▶ [WHAT TO DO]:
Every line containing the word "temp" needs to be found and copied.

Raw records
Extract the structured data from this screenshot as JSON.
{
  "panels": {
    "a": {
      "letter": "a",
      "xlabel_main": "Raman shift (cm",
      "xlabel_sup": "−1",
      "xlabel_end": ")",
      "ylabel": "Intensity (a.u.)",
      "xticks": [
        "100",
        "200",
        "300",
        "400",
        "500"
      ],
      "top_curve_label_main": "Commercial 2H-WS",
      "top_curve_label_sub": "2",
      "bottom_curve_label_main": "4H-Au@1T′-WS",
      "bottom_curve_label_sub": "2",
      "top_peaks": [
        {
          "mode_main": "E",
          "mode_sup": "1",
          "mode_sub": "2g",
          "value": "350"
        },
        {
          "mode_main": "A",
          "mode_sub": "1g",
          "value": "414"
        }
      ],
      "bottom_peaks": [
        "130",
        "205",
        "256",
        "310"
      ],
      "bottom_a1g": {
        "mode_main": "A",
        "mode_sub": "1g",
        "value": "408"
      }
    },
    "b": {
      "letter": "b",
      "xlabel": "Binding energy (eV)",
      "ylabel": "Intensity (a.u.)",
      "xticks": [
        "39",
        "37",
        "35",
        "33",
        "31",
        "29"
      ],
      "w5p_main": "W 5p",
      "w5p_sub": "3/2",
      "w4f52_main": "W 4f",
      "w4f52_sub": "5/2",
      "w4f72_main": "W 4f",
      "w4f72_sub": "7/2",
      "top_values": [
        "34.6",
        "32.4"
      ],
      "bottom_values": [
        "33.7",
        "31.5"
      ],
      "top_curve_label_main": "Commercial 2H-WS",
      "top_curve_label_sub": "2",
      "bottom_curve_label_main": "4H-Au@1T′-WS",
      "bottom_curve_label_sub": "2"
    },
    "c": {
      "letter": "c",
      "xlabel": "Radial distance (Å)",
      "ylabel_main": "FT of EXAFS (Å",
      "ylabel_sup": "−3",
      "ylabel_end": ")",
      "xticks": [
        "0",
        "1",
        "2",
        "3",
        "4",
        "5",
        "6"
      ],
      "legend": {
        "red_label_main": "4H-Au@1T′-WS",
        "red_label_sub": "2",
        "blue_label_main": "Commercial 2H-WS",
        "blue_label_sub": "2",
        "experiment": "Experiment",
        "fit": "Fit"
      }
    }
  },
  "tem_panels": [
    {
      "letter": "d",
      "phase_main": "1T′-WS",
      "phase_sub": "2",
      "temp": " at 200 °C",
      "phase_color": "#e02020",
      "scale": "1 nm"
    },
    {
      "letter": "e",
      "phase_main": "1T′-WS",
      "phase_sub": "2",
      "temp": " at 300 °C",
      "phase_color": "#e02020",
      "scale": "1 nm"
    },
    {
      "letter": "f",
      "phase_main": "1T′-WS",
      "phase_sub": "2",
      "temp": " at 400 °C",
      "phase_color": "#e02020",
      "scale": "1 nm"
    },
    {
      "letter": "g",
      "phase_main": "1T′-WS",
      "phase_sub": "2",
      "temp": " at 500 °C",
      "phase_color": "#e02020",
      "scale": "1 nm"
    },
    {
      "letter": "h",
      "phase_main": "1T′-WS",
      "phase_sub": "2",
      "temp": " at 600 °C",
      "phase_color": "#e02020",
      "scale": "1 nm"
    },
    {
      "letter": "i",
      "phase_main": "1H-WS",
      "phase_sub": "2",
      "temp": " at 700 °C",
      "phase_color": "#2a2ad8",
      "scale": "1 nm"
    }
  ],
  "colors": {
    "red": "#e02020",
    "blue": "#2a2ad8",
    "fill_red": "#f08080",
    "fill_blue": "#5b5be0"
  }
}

▶ [THE RESPONSE]:
      "temp": " at 200 °C",
      "temp": " at 300 °C",
      "temp": " at 400 °C",
      "temp": " at 500 °C",
      "temp": " at 600 °C",
      "temp": " at 700 °C",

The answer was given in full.